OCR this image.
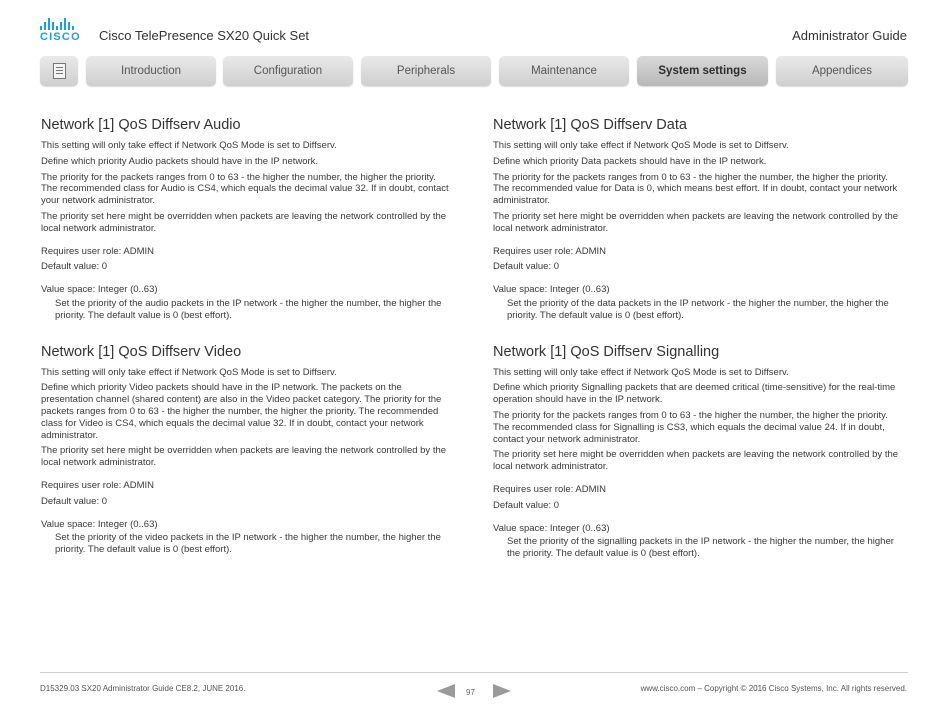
CISCO Cisco TelePresence SX20 Quick Set	Administrator Guide
Introduction	Configuration	Peripherals	Maintenance	System settings	Appendices
Network [1] QoS Diffserv Audio

This setting will only take effect if Network QoS Mode is set to Diffserv.

Define which priority Audio packets should have in the IP network.

The priority for the packets ranges from 0 to 63 - the higher the number, the higher the priority. The recommended class for Audio is CS4, which equals the decimal value 32. If in doubt, contact your network administrator.

The priority set here might be overridden when packets are leaving the network controlled by the local network administrator.

Requires user role: ADMIN

Default value: 0

Value space: Integer (0..63)

Set the priority of the audio packets in the IP network - the higher the number, the higher the priority. The default value is 0 (best effort).

Network [1] QoS Diffserv Video

This setting will only take effect if Network QoS Mode is set to Diffserv.

Define which priority Video packets should have in the IP network. The packets on the presentation channel (shared content) are also in the Video packet category. The priority for the packets ranges from 0 to 63 - the higher the number, the higher the priority. The recommended class for Video is CS4, which equals the decimal value 32. If in doubt, contact your network administrator.

The priority set here might be overridden when packets are leaving the network controlled by the local network administrator.

Requires user role: ADMIN

Default value: 0

Value space: Integer (0..63)

Set the priority of the video packets in the IP network - the higher the number, the higher the priority. The default value is 0 (best effort).

Network [1] QoS Diffserv Data

This setting will only take effect if Network QoS Mode is set to Diffserv.

Define which priority Data packets should have in the IP network.

The priority for the packets ranges from 0 to 63 - the higher the number, the higher the priority. The recommended value for Data is 0, which means best effort. If in doubt, contact your network administrator.

The priority set here might be overridden when packets are leaving the network controlled by the local network administrator.

Requires user role: ADMIN

Default value: 0

Value space: Integer (0..63)

Set the priority of the data packets in the IP network - the higher the number, the higher the priority. The default value is 0 (best effort).

Network [1] QoS Diffserv Signalling

This setting will only take effect if Network QoS Mode is set to Diffserv.

Define which priority Signalling packets that are deemed critical (time-sensitive) for the real-time operation should have in the IP network.

The priority for the packets ranges from 0 to 63 - the higher the number, the higher the priority. The recommended class for Signalling is CS3, which equals the decimal value 24. If in doubt, contact your network administrator.

The priority set here might be overridden when packets are leaving the network controlled by the local network administrator.

Requires user role: ADMIN

Default value: 0

Value space: Integer (0..63)

Set the priority of the signalling packets in the IP network - the higher the number, the higher the priority. The default value is 0 (best effort).

D15329.03 SX20 Administrator Guide CE8.2, JUNE 2016.	97	www.cisco.com – Copyright © 2016 Cisco Systems, Inc. All rights reserved.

........

Omit any images, then output the listing exactly.

OCR this image.
CISCO Cisco TelePresence SX20 Quick Set	Administrator Guide
Introduction	Configuration	Peripherals	Maintenance	System settings	Appendices
Network [1] QoS Diffserv Audio

This setting will only take effect if Network QoS Mode is set to Diffserv.

Define which priority Audio packets should have in the IP network.

The priority for the packets ranges from 0 to 63 - the higher the number, the higher the priority. The recommended class for Audio is CS4, which equals the decimal value 32. If in doubt, contact your network administrator.

The priority set here might be overridden when packets are leaving the network controlled by the local network administrator.

Requires user role: ADMIN

Default value: 0

Value space: Integer (0..63)

Set the priority of the audio packets in the IP network - the higher the number, the higher the priority. The default value is 0 (best effort).

Network [1] QoS Diffserv Video

This setting will only take effect if Network QoS Mode is set to Diffserv.

Define which priority Video packets should have in the IP network. The packets on the presentation channel (shared content) are also in the Video packet category. The priority for the packets ranges from 0 to 63 - the higher the number, the higher the priority. The recommended class for Video is CS4, which equals the decimal value 32. If in doubt, contact your network administrator.

The priority set here might be overridden when packets are leaving the network controlled by the local network administrator.

Requires user role: ADMIN

Default value: 0

Value space: Integer (0..63)

Set the priority of the video packets in the IP network - the higher the number, the higher the priority. The default value is 0 (best effort).

Network [1] QoS Diffserv Data

This setting will only take effect if Network QoS Mode is set to Diffserv.

Define which priority Data packets should have in the IP network.

The priority for the packets ranges from 0 to 63 - the higher the number, the higher the priority. The recommended value for Data is 0, which means best effort. If in doubt, contact your network administrator.

The priority set here might be overridden when packets are leaving the network controlled by the local network administrator.

Requires user role: ADMIN

Default value: 0

Value space: Integer (0..63)

Set the priority of the data packets in the IP network - the higher the number, the higher the priority. The default value is 0 (best effort).

Network [1] QoS Diffserv Signalling

This setting will only take effect if Network QoS Mode is set to Diffserv.

Define which priority Signalling packets that are deemed critical (time-sensitive) for the real-time operation should have in the IP network.

The priority for the packets ranges from 0 to 63 - the higher the number, the higher the priority. The recommended class for Signalling is CS3, which equals the decimal value 24. If in doubt, contact your network administrator.

The priority set here might be overridden when packets are leaving the network controlled by the local network administrator.

Requires user role: ADMIN

Default value: 0

Value space: Integer (0..63)

Set the priority of the signalling packets in the IP network - the higher the number, the higher the priority. The default value is 0 (best effort).

D15329.03 SX20 Administrator Guide CE8.2, JUNE 2016.	97	www.cisco.com – Copyright © 2016 Cisco Systems, Inc. All rights reserved.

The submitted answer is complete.